[WORK INSTRUCTIONS] From the court opinion below, list each section of the Eminent Domain Act that it cites by number.

[SUPPLIED TEXT]
JULY 18, 1968.
THE DEPARTMENT OF PUBLIC WORKS AND BUILDINGS OF THE STATE OF ILLINOIS FOR AND IN BEHALF OF THE PEOPLE OF THE STATE OF ILLINOIS, PLAINTIFF-APPELLEE,
HULDA SCHON, ET AL., DEFENDANTS-APPELLANTS. THE DEPARTMENT OF PUBLIC WORKS AND BUILDINGS OF THE STATE OF ILLINOIS FOR AND IN BEHALF OF THE PEOPLE OF THE STATE OF ILLINOIS, PLAINTIFF-APPELLEE,
JOSEPH ERNST, ET AL., DEFENDANTS-APPELLANTS.
Appeals from the Circuit Court of Madison County; the Hon.
AUSTIN LEWIS, Judge, presiding. Judgments reversed and causes
Defendants appeal from the judgments of the Circuit Court of Madison County denying their petitions for the allowance of interest on certain sums of money awarded defendants in eminent domain proceedings.
Defendants appealed to the Supreme Court, contending that these cases involve questions arising under the Constitution of Illinois (Supreme Court Rule 302). The Supreme Court found that no substantial constitutional question was presented, and transferred the causes to this court. Because the cases present identical issues, they have been consolidated for opinion.
In each of the cases, petitioner filed its petition to condemn real estate owned by defendants, filed a motion for "quick take" under the provisions of section 2.1 of the Eminent Domain Act (c 47, § 2.1, Ill Rev Stats 1967), a hearing was held as provided in section 2.2, a deposit was made in accordance with section 2.3, and withdrawals were made as provided in 2.4. Upon trial, defendants were awarded sums in excess of the amounts deposited.
The controversy arises from the inability of the parties to agree on the amounts of interest to which defendants are entitled. The specific question presented is whether section 2.6 of the Eminent Domain Act provides for interest on the amount of money by which a final award exceeds the sum deposited under a "quick take" order, including therein 25% of the amount preliminarily found to be just compensation, or whether interest is payable on the amount by which a final award exceeds the amount preliminarily found to be just compensation.
[1-3] The Supreme Court has stated the rules of statutory construction here applicable, as follows:
"The cardinal rule of statutory construction, to which all other canons and rules are subordinate, is to ascertain and give effect to the true intent and meaning of the legislature in enacting the law." Electrical Contractors Ass'n of City of Chicago, Inc. v. Illinois Bldg. Authority, 33 Ill.2d 587, 591, 213 N.E.2d 761.
"In determining the intent of the legislature consideration must be given to the entire statute, its nature, objects and the consequences which would result from construing it one way or another." Carrigan v. Illinois Liquor Control Commission, 19 Ill.2d 230, 233, 166 N.E.2d 574.
". . . . words employed are to be given their plain meanings, and that the use by the legislature of certain language in one instance and wholly different language in another indicates that different results were intended." Nelson v. Union Wire Rope Corp., 31 Ill.2d 69, 100, 199 N.E.2d 769.
Section 2.3 of the "quick take" statute provides in part:
"§ 2.3. (a) If the petitioner shall deposit, with the clerk of the court, money in the amount preliminarily found by the court to be just compensation, and, in addition shall deposit with the clerk a further sum of money equal to one-fourth of such amount, . . . ."

[INFORMATION SUPPLIED]
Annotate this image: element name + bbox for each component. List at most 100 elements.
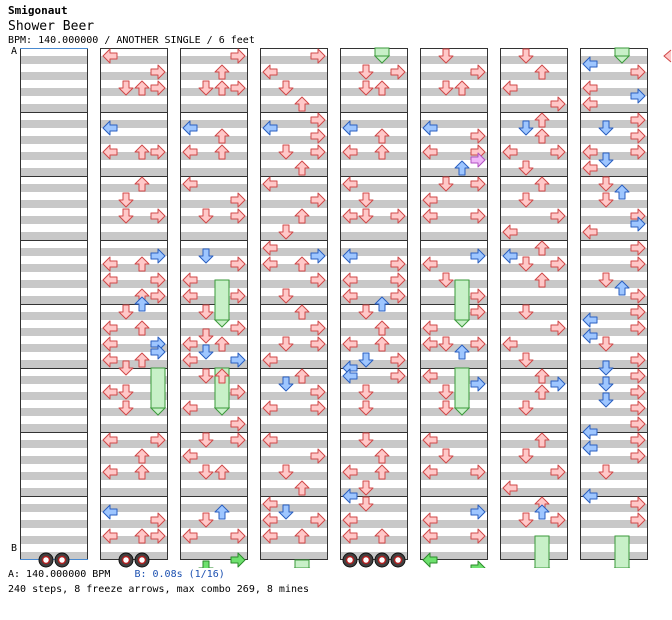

[SOLUTION FOR THIS PROBLEM] Section 2.1, section 2.2, section 2.3, section 2.4, section 2.6